■ **GIVEN REQUEST**
Each line containing the word "Ἀχαιοὺς" must be reported.

■ **GIVEN RECORDS**

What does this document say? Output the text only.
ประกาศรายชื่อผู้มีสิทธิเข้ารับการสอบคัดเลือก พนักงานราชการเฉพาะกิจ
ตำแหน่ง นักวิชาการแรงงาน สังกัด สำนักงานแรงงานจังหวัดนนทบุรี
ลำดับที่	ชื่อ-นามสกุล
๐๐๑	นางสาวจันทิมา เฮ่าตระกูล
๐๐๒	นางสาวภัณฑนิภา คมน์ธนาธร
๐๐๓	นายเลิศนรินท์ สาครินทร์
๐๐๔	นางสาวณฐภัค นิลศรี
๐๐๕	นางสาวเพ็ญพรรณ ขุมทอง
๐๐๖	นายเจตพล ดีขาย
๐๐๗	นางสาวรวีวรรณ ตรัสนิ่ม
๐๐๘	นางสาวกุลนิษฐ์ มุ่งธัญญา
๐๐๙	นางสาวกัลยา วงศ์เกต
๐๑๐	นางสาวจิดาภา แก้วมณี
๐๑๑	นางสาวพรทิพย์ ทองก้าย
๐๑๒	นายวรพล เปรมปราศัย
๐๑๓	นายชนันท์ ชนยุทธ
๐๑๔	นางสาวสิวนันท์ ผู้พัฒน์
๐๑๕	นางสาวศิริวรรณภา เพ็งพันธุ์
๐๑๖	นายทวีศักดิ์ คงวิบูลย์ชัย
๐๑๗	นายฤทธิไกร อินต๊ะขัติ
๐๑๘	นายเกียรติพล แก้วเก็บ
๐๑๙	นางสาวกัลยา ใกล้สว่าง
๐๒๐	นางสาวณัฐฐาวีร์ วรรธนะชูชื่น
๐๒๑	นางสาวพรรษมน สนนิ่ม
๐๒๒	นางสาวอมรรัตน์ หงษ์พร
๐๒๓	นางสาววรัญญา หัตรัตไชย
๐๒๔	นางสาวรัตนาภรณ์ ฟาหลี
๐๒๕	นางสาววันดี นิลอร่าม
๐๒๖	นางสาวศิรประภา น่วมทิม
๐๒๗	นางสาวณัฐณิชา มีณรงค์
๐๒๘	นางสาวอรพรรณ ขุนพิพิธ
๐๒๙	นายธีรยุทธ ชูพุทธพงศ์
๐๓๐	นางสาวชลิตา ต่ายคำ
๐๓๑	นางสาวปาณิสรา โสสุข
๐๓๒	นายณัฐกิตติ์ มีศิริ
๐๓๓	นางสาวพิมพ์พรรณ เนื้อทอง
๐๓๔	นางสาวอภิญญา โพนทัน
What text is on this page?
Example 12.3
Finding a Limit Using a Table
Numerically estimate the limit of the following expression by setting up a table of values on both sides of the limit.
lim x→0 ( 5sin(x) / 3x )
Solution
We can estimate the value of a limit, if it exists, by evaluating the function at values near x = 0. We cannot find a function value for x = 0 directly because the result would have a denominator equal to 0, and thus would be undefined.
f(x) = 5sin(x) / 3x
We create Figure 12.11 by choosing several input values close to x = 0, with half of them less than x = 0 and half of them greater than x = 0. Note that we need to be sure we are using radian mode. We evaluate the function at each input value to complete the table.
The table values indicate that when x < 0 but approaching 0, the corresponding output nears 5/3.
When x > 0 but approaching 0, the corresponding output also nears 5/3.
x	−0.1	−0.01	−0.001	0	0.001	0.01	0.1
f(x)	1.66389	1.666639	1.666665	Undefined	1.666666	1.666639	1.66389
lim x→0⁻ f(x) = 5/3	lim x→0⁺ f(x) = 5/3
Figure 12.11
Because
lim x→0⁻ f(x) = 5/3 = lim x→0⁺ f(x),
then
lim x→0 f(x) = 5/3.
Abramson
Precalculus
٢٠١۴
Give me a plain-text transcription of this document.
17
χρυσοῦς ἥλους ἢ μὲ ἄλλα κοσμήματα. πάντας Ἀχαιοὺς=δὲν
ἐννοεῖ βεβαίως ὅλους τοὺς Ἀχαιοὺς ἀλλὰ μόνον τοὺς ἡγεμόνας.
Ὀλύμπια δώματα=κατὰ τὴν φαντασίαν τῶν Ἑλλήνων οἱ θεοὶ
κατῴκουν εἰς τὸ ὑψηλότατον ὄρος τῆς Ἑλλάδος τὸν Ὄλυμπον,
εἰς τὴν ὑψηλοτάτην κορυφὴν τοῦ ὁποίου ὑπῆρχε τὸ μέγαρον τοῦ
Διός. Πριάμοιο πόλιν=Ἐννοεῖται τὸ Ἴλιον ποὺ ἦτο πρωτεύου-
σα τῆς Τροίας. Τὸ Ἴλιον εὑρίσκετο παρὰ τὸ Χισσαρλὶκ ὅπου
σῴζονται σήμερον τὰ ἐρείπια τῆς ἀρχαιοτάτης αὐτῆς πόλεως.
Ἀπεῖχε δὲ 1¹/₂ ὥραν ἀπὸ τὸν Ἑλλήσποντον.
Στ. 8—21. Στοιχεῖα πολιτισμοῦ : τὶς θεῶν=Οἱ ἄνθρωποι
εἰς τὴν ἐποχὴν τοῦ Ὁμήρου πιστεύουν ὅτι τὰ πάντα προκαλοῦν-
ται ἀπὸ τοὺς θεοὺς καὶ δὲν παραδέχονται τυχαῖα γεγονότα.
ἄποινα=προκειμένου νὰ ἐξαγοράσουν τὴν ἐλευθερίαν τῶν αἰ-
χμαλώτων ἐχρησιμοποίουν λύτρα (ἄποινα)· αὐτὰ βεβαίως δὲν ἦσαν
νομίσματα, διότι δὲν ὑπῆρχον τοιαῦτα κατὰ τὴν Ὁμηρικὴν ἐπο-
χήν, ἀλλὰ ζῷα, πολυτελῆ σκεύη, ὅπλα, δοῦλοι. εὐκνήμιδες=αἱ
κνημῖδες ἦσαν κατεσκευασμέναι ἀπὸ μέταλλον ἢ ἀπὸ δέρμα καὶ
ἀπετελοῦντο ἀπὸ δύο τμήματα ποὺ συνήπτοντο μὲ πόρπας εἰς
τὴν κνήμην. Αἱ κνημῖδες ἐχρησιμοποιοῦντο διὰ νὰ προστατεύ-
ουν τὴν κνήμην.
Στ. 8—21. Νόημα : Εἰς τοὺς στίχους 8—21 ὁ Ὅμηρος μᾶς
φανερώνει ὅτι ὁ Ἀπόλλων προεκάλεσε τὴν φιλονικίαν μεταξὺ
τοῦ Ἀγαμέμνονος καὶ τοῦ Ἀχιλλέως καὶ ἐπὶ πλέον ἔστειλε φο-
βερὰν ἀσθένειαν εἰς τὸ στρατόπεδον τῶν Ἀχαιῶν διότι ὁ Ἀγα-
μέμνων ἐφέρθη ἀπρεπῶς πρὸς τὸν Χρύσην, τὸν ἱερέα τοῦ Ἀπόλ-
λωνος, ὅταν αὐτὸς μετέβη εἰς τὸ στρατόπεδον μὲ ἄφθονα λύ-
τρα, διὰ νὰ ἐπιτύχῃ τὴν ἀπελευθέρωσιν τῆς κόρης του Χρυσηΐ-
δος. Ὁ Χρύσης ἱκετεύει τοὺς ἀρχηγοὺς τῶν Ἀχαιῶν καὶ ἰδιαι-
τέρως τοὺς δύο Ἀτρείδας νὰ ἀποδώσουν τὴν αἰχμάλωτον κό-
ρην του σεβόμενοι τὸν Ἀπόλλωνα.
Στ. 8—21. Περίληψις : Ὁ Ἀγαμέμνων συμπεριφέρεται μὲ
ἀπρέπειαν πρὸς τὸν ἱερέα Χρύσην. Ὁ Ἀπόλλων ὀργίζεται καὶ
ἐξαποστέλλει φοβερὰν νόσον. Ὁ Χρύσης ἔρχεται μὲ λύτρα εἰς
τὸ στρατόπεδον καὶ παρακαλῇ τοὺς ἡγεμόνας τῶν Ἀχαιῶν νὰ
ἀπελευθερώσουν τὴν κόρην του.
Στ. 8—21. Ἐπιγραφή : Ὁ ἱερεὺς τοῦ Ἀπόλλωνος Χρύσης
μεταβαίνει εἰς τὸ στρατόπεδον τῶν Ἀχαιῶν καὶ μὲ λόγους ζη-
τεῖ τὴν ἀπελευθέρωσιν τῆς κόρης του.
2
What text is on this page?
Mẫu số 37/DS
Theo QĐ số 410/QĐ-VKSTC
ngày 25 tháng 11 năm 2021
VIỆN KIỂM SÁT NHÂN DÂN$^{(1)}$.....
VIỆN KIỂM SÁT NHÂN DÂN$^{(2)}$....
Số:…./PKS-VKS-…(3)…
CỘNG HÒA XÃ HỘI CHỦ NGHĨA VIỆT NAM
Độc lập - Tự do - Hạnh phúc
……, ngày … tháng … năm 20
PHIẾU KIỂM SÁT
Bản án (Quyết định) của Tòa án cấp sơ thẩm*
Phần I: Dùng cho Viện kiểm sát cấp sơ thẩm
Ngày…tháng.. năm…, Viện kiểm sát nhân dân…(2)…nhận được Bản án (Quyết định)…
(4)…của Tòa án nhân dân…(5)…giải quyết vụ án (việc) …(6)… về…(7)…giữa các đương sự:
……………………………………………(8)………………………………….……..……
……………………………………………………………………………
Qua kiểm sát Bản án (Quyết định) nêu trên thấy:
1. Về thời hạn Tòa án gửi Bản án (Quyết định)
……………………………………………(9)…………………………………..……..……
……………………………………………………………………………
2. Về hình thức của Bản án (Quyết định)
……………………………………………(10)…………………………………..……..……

■ **OUTPUT**
χρυσοῦς ἥλους ἢ μὲ ἄλλα κοσμήματα. πάντας Ἀχαιοὺς=δὲν
ἐννοεῖ βεβαίως ὅλους τοὺς Ἀχαιοὺς ἀλλὰ μόνον τοὺς ἡγεμόνας.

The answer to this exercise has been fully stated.